#### [Extracted data]
________________________

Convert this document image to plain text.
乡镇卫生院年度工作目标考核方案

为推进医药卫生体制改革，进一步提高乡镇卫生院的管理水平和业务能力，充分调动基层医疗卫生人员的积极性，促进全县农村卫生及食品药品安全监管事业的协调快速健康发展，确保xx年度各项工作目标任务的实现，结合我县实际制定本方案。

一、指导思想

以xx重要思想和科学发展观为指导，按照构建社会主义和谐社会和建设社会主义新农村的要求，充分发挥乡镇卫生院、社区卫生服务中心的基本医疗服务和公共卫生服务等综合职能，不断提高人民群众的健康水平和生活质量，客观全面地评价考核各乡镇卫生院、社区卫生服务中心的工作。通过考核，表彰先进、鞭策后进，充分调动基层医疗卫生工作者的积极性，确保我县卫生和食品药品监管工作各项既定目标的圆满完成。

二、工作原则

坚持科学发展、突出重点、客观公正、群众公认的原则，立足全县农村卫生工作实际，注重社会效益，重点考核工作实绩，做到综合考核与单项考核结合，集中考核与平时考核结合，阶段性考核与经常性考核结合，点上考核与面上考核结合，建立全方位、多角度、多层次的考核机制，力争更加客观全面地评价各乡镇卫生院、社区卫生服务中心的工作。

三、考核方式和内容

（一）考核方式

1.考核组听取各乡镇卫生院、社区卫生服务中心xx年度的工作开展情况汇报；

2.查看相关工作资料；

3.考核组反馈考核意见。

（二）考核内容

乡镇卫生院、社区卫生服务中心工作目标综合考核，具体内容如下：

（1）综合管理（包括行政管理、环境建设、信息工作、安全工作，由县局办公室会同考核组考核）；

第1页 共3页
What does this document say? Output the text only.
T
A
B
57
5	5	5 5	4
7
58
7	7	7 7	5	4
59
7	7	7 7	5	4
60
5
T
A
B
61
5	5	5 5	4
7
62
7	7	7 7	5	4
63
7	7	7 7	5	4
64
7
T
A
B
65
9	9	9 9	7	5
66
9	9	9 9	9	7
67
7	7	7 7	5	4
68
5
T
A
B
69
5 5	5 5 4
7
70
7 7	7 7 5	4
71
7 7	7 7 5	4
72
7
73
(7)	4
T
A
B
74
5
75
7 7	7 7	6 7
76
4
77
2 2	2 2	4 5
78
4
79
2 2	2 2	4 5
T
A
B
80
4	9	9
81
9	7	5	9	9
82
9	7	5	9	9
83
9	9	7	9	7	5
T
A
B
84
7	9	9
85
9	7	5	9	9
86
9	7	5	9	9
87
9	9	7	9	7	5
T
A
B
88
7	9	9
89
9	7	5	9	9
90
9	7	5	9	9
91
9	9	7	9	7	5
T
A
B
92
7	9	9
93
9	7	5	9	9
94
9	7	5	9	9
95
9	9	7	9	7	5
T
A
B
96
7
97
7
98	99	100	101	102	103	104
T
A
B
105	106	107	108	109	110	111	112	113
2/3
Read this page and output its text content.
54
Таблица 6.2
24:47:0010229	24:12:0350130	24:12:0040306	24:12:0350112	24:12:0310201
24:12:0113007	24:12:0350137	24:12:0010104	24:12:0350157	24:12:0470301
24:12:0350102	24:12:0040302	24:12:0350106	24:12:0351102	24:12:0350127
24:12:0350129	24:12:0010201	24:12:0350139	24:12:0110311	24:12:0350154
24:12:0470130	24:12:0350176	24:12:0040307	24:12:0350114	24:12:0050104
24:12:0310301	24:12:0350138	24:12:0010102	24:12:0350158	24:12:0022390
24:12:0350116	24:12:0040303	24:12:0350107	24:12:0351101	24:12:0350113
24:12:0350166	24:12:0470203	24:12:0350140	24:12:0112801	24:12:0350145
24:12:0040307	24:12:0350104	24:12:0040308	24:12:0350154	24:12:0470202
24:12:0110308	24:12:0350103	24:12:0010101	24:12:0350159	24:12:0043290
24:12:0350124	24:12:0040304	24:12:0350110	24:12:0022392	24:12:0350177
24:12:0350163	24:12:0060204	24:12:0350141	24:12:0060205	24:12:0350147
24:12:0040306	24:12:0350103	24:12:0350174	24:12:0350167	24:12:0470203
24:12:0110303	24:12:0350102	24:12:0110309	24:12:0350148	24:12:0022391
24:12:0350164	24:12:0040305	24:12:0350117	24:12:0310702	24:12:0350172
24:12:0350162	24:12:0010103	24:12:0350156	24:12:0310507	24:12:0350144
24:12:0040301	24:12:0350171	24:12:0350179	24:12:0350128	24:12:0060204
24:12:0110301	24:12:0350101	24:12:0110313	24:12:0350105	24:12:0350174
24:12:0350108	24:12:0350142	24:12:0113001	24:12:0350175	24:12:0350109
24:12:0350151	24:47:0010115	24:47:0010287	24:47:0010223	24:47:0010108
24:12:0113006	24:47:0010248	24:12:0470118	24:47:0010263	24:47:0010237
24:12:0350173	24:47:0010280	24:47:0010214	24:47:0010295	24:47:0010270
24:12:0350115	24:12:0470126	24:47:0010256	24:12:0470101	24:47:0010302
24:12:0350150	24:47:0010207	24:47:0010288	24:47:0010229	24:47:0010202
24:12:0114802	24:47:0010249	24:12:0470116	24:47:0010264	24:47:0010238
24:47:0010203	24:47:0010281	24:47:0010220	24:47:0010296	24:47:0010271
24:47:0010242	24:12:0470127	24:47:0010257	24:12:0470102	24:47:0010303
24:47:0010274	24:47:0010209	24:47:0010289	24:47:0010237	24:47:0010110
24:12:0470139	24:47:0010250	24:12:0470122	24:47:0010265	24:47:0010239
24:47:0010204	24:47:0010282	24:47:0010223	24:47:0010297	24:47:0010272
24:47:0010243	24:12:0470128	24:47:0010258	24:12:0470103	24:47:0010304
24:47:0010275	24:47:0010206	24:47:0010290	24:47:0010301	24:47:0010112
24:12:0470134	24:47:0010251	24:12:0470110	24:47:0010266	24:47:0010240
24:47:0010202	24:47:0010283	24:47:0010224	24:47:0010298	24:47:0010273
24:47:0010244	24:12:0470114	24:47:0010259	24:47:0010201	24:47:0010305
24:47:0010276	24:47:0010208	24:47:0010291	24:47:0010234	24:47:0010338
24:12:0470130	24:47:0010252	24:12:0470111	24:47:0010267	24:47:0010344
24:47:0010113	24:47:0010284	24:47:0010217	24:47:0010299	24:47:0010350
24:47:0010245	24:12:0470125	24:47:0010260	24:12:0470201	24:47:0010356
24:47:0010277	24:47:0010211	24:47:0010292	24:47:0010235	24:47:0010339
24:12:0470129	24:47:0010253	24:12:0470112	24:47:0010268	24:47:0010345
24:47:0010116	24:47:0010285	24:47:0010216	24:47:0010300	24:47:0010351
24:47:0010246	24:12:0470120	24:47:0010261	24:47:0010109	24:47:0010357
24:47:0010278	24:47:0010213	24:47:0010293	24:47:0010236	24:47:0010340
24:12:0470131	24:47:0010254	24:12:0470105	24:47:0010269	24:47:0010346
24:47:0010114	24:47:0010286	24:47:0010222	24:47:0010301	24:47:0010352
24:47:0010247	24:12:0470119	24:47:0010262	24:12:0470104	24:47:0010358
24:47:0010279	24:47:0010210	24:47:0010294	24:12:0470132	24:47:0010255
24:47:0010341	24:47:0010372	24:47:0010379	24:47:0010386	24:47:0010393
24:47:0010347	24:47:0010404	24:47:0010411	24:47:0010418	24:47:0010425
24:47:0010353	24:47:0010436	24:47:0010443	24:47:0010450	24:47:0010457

________________________

#### [What is needed]
Above are the records. Copy every line in them holding "this".

#### [Task response]
Convert this document image to plain text.
What does this document say? Output the text only.
Read this page and output its text content.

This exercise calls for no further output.